Copy out the entire 1997 Anaheim Angels season article below, word for word.

**Passage to read**:
-*-
- League: American League
- Division: West
- Ballpark: Anaheim Stadium
- City: Anaheim, CA
- Owners: Gene Autry
- General managers: Bill Bavasi
- Managers: Terry Collins
- Television: Fox Sports West •Sparky Anderson, Steve Physioc KCAL-9 •Jerry Reuss, Steve Physioc
- Radio: KMPC (AM 710) •Bob Starr, Mario Impemba
- Stats: ESPN.com Baseball Reference

= 1997 Anaheim Angels season =

Major League Baseball season

The 1997 Anaheim Angels season was the 37th season of the Anaheim Angels franchise in the American League, the 32nd in Anaheim, and their 32nd season playing their home games at Anaheim Stadium. The Angels finished second in the American League West with a record of 84 wins and 78 losses. It was the first season for the franchise as the "Anaheim Angels", after playing under the name of the "California Angels" for the previous 31 seasons, plus part of another. It was also the first season that the team introduced a new logo: the word angels on the front of the jerseys (which were now in a vest style) with wings coming out of the A (the winged A was also used on the team's caps). This look would last until 2001 when it was retired immediately after that season.

==Offseason==
- October 28, 1996: Chili Davis was traded by the Angels to the Kansas City Royals for Mike Bovee and Mark Gubicza.
-*-
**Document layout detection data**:
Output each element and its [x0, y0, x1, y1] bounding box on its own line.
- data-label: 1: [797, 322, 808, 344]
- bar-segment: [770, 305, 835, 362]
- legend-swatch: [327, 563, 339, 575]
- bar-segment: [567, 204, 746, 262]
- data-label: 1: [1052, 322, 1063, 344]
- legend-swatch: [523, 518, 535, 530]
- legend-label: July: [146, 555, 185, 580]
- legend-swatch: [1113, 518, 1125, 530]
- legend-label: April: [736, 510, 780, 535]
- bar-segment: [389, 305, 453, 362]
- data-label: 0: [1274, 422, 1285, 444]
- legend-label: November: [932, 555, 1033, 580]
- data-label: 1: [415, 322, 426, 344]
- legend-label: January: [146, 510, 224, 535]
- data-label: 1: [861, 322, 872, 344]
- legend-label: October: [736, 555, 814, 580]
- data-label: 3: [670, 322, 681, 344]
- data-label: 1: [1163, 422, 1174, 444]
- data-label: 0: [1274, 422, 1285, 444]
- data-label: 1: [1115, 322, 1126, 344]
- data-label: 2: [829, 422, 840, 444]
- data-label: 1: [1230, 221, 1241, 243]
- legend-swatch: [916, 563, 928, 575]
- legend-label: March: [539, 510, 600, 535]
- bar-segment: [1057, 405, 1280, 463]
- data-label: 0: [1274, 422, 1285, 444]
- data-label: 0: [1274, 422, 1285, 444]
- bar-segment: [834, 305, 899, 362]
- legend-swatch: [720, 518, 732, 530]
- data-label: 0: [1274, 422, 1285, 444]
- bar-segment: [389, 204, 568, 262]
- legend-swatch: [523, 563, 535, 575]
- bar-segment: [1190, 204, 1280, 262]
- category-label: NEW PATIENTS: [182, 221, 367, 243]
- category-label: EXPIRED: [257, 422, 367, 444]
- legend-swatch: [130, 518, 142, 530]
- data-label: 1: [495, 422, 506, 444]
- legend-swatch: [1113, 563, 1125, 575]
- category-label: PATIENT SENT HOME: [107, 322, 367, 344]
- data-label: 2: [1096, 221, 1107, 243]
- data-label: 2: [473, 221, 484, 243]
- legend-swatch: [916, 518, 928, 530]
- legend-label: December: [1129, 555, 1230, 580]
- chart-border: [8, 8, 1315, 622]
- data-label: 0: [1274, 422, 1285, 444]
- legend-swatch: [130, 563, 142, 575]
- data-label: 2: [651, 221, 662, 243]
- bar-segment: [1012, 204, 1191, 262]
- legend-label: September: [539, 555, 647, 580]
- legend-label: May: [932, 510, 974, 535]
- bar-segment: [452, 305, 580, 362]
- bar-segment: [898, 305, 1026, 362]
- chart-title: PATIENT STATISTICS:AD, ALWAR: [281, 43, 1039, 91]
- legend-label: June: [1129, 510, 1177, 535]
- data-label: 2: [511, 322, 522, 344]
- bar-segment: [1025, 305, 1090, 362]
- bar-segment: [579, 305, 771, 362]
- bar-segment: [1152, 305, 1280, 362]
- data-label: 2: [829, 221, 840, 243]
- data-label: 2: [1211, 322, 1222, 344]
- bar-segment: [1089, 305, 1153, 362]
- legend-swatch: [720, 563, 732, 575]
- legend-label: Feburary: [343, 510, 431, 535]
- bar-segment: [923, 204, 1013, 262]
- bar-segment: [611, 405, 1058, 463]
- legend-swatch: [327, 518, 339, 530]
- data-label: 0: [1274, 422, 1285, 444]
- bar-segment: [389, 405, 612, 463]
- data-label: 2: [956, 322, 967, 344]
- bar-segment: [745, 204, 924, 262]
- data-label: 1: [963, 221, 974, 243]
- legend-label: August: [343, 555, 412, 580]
-*-
**Solution**:
- League: American League
- Division: West
- Ballpark: Anaheim Stadium
- City: Anaheim, CA
- Owners: Gene Autry
- General managers: Bill Bavasi
- Managers: Terry Collins
- Television: Fox Sports West •Sparky Anderson, Steve Physioc KCAL-9 •Jerry Reuss, Steve Physioc
- Radio: KMPC (AM 710) •Bob Starr, Mario Impemba
- Stats: ESPN.com Baseball Reference

= 1997 Anaheim Angels season =

Major League Baseball season

The 1997 Anaheim Angels season was the 37th season of the Anaheim Angels franchise in the American League, the 32nd in Anaheim, and their 32nd season playing their home games at Anaheim Stadium. The Angels finished second in the American League West with a record of 84 wins and 78 losses. It was the first season for the franchise as the "Anaheim Angels", after playing under the name of the "California Angels" for the previous 31 seasons, plus part of another. It was also the first season that the team introduced a new logo: the word angels on the front of the jerseys (which were now in a vest style) with wings coming out of the A (the winged A was also used on the team's caps). This look would last until 2001 when it was retired immediately after that season.

==Offseason==
- October 28, 1996: Chili Davis was traded by the Angels to the Kansas City Royals for Mike Bovee and Mark Gubicza.